● PROBLEM TO SOLVE
Lines containing the string "Response" are to be collected in full.

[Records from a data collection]
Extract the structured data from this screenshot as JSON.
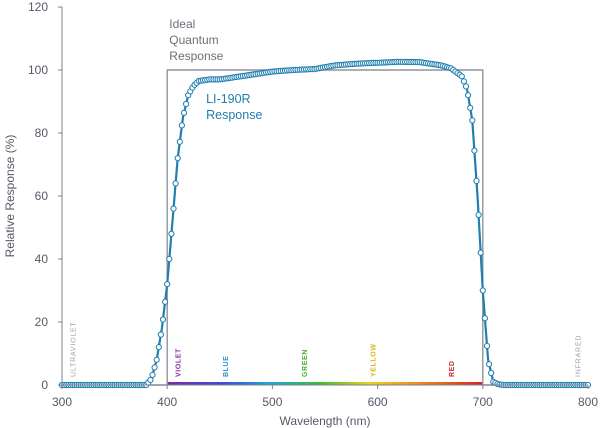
{
  "chart_data": {
    "type": "line",
    "title": "",
    "xlabel": "Wavelength (nm)",
    "ylabel": "Relative Response (%)",
    "xlim": [
      300,
      800
    ],
    "ylim": [
      0,
      120
    ],
    "xticks": [
      "300",
      "400",
      "500",
      "600",
      "700",
      "800"
    ],
    "yticks": [
      "0",
      "20",
      "40",
      "60",
      "80",
      "100",
      "120"
    ],
    "series": [
      {
        "name": "LI-190R Response",
        "label_lines": [
          "LI-190R",
          "Response"
        ],
        "color": "#1f7fae",
        "markers": "circle",
        "x": [
          300,
          380,
          385,
          390,
          395,
          400,
          405,
          410,
          415,
          420,
          425,
          430,
          440,
          450,
          460,
          480,
          500,
          520,
          540,
          560,
          580,
          600,
          620,
          640,
          660,
          670,
          680,
          685,
          690,
          695,
          700,
          705,
          710,
          715,
          720,
          800
        ],
        "y": [
          0,
          0,
          2,
          8,
          18,
          32,
          52,
          72,
          85,
          92,
          95,
          96.5,
          97,
          97,
          97.5,
          98.5,
          99.5,
          100,
          100.3,
          101.5,
          102,
          102.3,
          102.6,
          102.5,
          101.5,
          100.5,
          98,
          94,
          84,
          60,
          30,
          8,
          1,
          0.2,
          0,
          0
        ]
      },
      {
        "name": "Ideal Quantum Response",
        "label_lines": [
          "Ideal",
          "Quantum",
          "Response"
        ],
        "color": "#8f939b",
        "markers": "none",
        "x": [
          300,
          400,
          400,
          700,
          700,
          800
        ],
        "y": [
          0,
          0,
          100,
          100,
          0,
          0
        ]
      }
    ],
    "spectrum_bands": [
      {
        "label": "VIOLET",
        "wavelength": 410,
        "color": "#8b2fa5"
      },
      {
        "label": "BLUE",
        "wavelength": 455,
        "color": "#2c8fd6"
      },
      {
        "label": "GREEN",
        "wavelength": 530,
        "color": "#4caf32"
      },
      {
        "label": "YELLOW",
        "wavelength": 595,
        "color": "#e0b21c"
      },
      {
        "label": "RED",
        "wavelength": 670,
        "color": "#c8252c"
      }
    ],
    "edge_labels": [
      {
        "label": "ULTRAVIOLET",
        "wavelength": 310
      },
      {
        "label": "INFRARED",
        "wavelength": 790
      }
    ]
  }
}
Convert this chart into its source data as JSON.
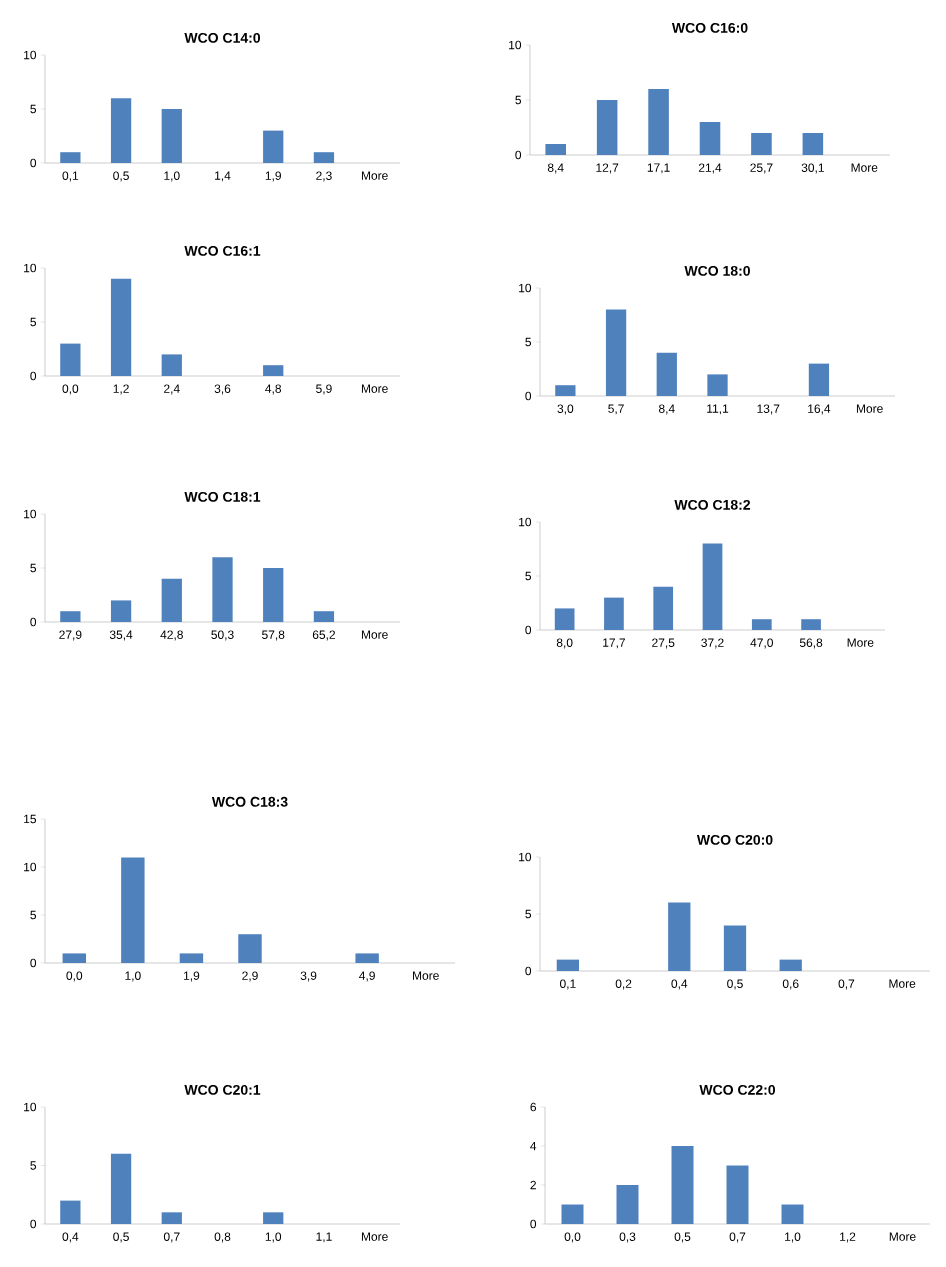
{
  "chart_data": [
    {
      "type": "bar",
      "title": "WCO C14:0",
      "categories": [
        "0,1",
        "0,5",
        "1,0",
        "1,4",
        "1,9",
        "2,3",
        "More"
      ],
      "values": [
        1,
        6,
        5,
        0,
        3,
        1,
        0
      ],
      "color": "#4f81bd",
      "ylim": [
        0,
        10
      ],
      "yticks": [
        0,
        5,
        10
      ]
    },
    {
      "type": "bar",
      "title": "WCO C16:0",
      "categories": [
        "8,4",
        "12,7",
        "17,1",
        "21,4",
        "25,7",
        "30,1",
        "More"
      ],
      "values": [
        1,
        5,
        6,
        3,
        2,
        2,
        0
      ],
      "color": "#4f81bd",
      "ylim": [
        0,
        10
      ],
      "yticks": [
        0,
        5,
        10
      ]
    },
    {
      "type": "bar",
      "title": "WCO C16:1",
      "categories": [
        "0,0",
        "1,2",
        "2,4",
        "3,6",
        "4,8",
        "5,9",
        "More"
      ],
      "values": [
        3,
        9,
        2,
        0,
        1,
        0,
        0
      ],
      "color": "#4f81bd",
      "ylim": [
        0,
        10
      ],
      "yticks": [
        0,
        5,
        10
      ]
    },
    {
      "type": "bar",
      "title": "WCO 18:0",
      "categories": [
        "3,0",
        "5,7",
        "8,4",
        "11,1",
        "13,7",
        "16,4",
        "More"
      ],
      "values": [
        1,
        8,
        4,
        2,
        0,
        3,
        0
      ],
      "color": "#4f81bd",
      "ylim": [
        0,
        10
      ],
      "yticks": [
        0,
        5,
        10
      ]
    },
    {
      "type": "bar",
      "title": "WCO C18:1",
      "categories": [
        "27,9",
        "35,4",
        "42,8",
        "50,3",
        "57,8",
        "65,2",
        "More"
      ],
      "values": [
        1,
        2,
        4,
        6,
        5,
        1,
        0
      ],
      "color": "#4f81bd",
      "ylim": [
        0,
        10
      ],
      "yticks": [
        0,
        5,
        10
      ]
    },
    {
      "type": "bar",
      "title": "WCO C18:2",
      "categories": [
        "8,0",
        "17,7",
        "27,5",
        "37,2",
        "47,0",
        "56,8",
        "More"
      ],
      "values": [
        2,
        3,
        4,
        8,
        1,
        1,
        0
      ],
      "color": "#4f81bd",
      "ylim": [
        0,
        10
      ],
      "yticks": [
        0,
        5,
        10
      ]
    },
    {
      "type": "bar",
      "title": "WCO C18:3",
      "categories": [
        "0,0",
        "1,0",
        "1,9",
        "2,9",
        "3,9",
        "4,9",
        "More"
      ],
      "values": [
        1,
        11,
        1,
        3,
        0,
        1,
        0
      ],
      "color": "#4f81bd",
      "ylim": [
        0,
        15
      ],
      "yticks": [
        0,
        5,
        10,
        15
      ]
    },
    {
      "type": "bar",
      "title": "WCO C20:0",
      "categories": [
        "0,1",
        "0,2",
        "0,4",
        "0,5",
        "0,6",
        "0,7",
        "More"
      ],
      "values": [
        1,
        0,
        6,
        4,
        1,
        0,
        0
      ],
      "color": "#4f81bd",
      "ylim": [
        0,
        10
      ],
      "yticks": [
        0,
        5,
        10
      ]
    },
    {
      "type": "bar",
      "title": "WCO C20:1",
      "categories": [
        "0,4",
        "0,5",
        "0,7",
        "0,8",
        "1,0",
        "1,1",
        "More"
      ],
      "values": [
        2,
        6,
        1,
        0,
        1,
        0,
        0
      ],
      "color": "#4f81bd",
      "ylim": [
        0,
        10
      ],
      "yticks": [
        0,
        5,
        10
      ]
    },
    {
      "type": "bar",
      "title": "WCO C22:0",
      "categories": [
        "0,0",
        "0,3",
        "0,5",
        "0,7",
        "1,0",
        "1,2",
        "More"
      ],
      "values": [
        1,
        2,
        4,
        3,
        1,
        0,
        0
      ],
      "color": "#4f81bd",
      "ylim": [
        0,
        6
      ],
      "yticks": [
        0,
        2,
        4,
        6
      ]
    }
  ]
}
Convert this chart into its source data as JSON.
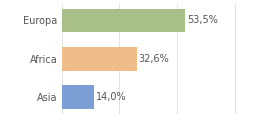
{
  "categories": [
    "Asia",
    "Africa",
    "Europa"
  ],
  "values": [
    14.0,
    32.6,
    53.5
  ],
  "labels": [
    "14,0%",
    "32,6%",
    "53,5%"
  ],
  "bar_colors": [
    "#7b9fd4",
    "#f0bc8a",
    "#a8bf8a"
  ],
  "background_color": "#ffffff",
  "xlim": [
    0,
    80
  ],
  "bar_height": 0.62,
  "label_fontsize": 7.0,
  "tick_fontsize": 7.0,
  "grid_color": "#dddddd",
  "text_color": "#555555"
}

● REPLY
    "ylabel": "Relative Response (%)",
        "name": "LI-190R Response",
          "Response"
        "name": "Ideal Quantum Response",
          "Response"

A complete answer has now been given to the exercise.